Dataset records
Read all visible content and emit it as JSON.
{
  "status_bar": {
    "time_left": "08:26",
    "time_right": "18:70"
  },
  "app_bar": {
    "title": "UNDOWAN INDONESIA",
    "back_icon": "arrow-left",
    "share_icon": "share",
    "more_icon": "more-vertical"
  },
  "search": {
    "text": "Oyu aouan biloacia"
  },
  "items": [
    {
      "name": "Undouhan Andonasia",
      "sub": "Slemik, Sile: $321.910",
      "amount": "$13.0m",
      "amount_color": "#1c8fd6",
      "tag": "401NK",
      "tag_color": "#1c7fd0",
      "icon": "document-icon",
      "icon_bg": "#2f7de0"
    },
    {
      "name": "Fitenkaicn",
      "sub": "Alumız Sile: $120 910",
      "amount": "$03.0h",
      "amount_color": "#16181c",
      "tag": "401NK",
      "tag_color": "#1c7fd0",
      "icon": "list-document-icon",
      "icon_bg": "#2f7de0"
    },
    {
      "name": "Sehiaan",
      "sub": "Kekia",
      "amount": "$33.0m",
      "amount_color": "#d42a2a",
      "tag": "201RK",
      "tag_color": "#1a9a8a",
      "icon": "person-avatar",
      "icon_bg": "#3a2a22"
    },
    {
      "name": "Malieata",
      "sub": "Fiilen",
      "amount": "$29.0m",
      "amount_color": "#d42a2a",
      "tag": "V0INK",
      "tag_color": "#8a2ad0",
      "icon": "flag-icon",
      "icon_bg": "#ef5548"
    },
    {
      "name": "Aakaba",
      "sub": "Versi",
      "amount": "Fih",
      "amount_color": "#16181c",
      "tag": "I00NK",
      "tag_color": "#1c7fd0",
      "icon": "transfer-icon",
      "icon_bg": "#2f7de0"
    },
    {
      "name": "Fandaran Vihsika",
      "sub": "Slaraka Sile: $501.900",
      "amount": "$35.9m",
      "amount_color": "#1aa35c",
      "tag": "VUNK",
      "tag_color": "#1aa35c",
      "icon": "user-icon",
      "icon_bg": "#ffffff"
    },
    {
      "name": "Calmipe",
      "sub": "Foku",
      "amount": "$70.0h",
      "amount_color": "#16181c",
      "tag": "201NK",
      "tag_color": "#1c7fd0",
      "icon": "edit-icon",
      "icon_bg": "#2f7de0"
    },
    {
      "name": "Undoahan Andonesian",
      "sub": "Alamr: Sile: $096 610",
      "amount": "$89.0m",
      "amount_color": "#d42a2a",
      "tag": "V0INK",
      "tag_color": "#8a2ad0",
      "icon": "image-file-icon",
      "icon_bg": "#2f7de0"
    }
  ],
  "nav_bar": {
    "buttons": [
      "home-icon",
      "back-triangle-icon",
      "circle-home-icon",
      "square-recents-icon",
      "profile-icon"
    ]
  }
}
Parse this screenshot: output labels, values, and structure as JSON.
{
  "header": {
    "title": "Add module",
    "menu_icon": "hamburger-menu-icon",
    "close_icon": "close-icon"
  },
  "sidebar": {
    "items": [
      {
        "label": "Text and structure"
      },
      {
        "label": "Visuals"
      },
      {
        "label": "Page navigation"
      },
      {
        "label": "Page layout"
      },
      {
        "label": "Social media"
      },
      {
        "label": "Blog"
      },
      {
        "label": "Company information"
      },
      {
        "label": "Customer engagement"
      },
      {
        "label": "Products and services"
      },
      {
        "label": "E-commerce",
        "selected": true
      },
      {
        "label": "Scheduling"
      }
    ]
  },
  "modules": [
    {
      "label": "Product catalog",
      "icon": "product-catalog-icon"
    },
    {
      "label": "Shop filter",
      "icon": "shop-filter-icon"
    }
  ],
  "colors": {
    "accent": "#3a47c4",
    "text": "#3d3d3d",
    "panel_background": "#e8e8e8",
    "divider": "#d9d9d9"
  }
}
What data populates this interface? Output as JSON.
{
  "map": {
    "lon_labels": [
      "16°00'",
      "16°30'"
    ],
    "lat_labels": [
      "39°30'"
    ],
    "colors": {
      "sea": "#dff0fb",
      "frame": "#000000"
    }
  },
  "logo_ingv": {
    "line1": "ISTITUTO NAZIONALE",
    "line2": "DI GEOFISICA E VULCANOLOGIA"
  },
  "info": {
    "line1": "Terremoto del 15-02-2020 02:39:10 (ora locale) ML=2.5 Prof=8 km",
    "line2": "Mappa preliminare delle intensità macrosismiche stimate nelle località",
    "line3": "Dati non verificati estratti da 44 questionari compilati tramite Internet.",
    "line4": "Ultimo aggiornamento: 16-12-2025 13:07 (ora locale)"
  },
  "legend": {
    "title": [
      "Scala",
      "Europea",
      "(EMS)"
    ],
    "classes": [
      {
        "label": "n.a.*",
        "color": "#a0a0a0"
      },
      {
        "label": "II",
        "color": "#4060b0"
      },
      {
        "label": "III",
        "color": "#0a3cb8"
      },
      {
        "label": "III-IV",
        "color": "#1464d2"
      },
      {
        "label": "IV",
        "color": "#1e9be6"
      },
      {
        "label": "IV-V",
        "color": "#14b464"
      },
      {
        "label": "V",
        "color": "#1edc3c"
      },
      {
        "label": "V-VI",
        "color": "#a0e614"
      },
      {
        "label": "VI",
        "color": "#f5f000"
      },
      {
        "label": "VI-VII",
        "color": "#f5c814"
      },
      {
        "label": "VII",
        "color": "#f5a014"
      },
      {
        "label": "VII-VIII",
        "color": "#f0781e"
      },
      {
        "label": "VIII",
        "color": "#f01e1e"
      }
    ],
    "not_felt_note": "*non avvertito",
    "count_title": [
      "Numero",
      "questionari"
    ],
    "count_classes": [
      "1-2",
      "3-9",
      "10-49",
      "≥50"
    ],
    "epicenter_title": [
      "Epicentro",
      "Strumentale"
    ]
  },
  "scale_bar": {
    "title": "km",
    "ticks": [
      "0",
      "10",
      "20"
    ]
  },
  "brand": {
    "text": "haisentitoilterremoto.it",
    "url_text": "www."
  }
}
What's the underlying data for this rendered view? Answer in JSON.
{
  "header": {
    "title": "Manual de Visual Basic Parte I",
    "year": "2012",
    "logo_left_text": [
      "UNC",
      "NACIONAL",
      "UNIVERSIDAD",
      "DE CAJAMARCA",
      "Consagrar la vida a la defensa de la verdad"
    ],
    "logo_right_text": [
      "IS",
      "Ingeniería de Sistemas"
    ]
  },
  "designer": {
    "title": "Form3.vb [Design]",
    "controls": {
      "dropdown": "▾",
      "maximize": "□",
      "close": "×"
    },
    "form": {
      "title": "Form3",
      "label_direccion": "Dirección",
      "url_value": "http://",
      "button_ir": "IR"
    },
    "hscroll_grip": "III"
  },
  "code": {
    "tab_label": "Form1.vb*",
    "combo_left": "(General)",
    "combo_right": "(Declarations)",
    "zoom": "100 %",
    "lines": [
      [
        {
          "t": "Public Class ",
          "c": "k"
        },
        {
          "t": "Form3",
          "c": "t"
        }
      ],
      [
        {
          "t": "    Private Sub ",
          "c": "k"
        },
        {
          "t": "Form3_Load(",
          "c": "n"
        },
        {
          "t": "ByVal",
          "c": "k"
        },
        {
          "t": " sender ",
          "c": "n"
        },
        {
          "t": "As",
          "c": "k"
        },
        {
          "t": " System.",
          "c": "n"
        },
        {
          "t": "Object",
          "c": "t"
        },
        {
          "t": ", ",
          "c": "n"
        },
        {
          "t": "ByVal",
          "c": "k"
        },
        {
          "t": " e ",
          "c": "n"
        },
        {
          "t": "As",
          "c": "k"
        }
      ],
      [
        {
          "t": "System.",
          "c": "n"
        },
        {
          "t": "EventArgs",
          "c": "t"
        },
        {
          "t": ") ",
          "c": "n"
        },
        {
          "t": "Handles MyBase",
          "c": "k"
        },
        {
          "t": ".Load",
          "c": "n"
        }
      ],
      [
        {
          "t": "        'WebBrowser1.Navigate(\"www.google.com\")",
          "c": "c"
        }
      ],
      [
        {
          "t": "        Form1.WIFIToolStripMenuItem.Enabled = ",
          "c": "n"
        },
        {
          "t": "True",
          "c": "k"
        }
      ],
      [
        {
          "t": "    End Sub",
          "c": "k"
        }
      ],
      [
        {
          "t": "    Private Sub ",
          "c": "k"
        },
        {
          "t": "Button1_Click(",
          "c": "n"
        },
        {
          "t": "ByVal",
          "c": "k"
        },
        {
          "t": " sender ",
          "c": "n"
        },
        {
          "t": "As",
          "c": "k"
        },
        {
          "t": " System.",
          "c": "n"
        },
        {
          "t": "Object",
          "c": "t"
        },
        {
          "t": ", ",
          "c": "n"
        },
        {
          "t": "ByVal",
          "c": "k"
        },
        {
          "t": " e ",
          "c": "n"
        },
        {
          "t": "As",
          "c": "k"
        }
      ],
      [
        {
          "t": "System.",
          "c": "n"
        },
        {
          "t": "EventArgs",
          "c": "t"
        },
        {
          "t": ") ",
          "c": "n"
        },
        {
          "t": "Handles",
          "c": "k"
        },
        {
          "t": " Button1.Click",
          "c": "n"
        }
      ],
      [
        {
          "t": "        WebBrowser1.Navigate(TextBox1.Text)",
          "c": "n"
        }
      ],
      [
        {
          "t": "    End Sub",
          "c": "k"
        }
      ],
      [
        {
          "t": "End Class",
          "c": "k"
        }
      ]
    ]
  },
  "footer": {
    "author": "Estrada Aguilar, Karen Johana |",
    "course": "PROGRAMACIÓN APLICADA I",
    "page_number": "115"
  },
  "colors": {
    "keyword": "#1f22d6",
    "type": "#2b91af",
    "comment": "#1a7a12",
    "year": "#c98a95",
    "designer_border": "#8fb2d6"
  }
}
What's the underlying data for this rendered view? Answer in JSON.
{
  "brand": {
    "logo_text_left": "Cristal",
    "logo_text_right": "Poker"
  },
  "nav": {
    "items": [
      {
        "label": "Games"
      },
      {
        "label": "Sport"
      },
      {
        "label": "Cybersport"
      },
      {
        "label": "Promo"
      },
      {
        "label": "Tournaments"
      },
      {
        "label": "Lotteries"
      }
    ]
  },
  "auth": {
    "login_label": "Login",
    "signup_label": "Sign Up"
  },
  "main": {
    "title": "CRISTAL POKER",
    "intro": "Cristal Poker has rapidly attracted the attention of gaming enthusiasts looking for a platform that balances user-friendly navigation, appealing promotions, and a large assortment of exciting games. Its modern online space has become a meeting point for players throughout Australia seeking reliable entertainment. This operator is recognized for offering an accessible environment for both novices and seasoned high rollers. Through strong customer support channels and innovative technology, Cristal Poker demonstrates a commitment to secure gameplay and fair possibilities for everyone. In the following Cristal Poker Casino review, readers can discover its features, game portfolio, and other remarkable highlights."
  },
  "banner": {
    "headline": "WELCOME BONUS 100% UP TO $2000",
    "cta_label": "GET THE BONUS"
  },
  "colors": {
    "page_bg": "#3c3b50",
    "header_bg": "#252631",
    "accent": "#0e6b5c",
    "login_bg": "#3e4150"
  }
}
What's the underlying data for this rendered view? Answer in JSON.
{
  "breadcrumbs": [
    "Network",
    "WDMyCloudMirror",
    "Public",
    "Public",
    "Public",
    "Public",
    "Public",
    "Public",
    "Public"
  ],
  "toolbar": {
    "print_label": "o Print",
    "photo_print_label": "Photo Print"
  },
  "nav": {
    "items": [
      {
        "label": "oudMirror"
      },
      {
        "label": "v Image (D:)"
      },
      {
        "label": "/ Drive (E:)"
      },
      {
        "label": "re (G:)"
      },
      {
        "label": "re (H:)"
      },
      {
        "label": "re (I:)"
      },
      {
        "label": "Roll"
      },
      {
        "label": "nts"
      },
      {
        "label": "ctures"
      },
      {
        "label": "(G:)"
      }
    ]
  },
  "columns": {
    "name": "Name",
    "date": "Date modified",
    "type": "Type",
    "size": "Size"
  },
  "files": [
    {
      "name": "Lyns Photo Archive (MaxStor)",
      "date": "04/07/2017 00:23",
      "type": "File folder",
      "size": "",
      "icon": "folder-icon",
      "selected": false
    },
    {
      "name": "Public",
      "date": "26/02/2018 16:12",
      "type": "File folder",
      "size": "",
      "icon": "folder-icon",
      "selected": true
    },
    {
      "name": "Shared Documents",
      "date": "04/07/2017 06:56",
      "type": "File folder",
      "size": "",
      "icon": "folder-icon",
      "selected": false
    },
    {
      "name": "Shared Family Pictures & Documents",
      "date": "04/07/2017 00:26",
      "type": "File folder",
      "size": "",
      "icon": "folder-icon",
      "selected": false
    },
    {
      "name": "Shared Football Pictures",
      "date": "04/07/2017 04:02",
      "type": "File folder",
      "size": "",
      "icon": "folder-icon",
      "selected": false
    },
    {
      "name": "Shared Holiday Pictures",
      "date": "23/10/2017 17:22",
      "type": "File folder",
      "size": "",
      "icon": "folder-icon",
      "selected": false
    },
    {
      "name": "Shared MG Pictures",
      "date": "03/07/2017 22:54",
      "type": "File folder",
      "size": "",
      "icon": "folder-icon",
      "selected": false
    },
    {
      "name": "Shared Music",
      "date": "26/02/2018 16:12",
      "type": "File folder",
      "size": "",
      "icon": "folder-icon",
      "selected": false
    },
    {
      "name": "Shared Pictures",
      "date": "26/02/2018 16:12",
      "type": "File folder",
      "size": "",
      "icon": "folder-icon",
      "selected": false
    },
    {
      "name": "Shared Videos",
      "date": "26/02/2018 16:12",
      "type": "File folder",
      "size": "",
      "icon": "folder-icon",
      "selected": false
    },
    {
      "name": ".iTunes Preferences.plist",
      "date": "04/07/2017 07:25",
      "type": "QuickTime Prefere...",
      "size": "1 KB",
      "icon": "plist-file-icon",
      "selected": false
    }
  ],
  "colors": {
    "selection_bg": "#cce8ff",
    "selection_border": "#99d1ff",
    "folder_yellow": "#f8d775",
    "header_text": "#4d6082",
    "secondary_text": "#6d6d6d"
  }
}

What you are asked to do
Show, from the material above, each line that includes the string "Print".

Task answer
    "print_label": "o Print",
    "photo_print_label": "Photo Print"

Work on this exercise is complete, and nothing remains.